▶ [DIRECTIVE]: Copy every line from the material below that holds "JSON".

Data records
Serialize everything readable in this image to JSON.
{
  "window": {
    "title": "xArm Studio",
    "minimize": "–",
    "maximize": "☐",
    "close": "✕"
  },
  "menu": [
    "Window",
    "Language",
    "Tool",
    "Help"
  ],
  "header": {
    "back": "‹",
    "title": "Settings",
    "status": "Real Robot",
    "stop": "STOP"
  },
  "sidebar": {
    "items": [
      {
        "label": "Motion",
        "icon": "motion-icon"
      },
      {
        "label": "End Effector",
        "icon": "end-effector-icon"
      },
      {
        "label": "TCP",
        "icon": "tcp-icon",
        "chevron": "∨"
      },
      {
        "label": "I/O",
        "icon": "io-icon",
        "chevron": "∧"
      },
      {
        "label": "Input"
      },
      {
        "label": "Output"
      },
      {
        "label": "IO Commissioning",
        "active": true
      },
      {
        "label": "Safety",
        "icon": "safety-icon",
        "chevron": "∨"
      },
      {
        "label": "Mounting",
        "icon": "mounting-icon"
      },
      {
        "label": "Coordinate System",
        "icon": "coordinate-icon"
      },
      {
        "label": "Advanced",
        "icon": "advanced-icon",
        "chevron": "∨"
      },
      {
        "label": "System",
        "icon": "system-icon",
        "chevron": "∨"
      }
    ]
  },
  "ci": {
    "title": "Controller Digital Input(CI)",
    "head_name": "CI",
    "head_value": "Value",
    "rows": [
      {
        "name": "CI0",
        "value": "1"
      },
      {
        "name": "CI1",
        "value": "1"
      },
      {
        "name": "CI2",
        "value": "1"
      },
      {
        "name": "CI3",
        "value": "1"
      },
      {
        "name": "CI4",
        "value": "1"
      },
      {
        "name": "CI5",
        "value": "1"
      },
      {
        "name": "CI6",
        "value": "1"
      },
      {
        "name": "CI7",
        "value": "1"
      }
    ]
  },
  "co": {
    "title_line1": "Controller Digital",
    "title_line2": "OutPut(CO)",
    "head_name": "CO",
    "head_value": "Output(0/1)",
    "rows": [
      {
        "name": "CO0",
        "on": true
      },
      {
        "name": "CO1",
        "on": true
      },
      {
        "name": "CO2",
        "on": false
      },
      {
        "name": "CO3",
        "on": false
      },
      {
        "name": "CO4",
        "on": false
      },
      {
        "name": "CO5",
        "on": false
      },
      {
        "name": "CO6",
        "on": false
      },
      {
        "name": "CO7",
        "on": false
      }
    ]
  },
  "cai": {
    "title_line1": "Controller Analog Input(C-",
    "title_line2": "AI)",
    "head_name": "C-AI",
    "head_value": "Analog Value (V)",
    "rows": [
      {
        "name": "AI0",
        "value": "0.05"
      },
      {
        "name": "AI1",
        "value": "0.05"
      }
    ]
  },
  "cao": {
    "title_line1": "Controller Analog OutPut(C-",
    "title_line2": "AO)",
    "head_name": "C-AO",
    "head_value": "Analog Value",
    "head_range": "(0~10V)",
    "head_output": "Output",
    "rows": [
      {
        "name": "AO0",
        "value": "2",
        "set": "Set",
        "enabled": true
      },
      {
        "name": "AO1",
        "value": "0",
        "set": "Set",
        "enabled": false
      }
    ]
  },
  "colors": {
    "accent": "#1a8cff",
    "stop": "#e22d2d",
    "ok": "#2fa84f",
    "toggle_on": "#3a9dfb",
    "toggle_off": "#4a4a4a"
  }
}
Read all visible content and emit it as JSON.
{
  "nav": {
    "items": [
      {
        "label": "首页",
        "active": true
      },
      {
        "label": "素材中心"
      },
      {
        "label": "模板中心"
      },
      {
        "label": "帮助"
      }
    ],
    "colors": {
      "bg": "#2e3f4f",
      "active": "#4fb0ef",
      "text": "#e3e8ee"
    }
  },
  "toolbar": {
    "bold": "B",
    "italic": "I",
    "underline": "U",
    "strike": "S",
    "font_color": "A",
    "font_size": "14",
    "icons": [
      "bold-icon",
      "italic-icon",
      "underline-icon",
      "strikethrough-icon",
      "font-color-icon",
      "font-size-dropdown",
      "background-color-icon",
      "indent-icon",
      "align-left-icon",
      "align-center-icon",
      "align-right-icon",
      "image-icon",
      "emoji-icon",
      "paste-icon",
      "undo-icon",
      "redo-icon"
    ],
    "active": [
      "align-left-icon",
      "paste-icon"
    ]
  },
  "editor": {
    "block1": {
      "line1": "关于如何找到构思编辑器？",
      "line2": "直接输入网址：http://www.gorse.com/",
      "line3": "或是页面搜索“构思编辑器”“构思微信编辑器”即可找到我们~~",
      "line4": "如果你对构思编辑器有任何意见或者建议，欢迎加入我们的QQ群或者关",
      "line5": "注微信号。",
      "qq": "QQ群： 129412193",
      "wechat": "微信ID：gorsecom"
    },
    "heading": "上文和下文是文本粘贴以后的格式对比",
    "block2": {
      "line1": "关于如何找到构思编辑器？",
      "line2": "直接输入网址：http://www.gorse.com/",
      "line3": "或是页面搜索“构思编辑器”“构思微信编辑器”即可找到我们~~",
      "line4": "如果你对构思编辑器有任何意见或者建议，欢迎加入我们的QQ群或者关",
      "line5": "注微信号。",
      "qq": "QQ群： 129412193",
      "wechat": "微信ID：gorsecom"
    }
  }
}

▶ [SOLUTION]:
Serialize everything readable in this image to JSON.
Read all visible content and emit it as JSON.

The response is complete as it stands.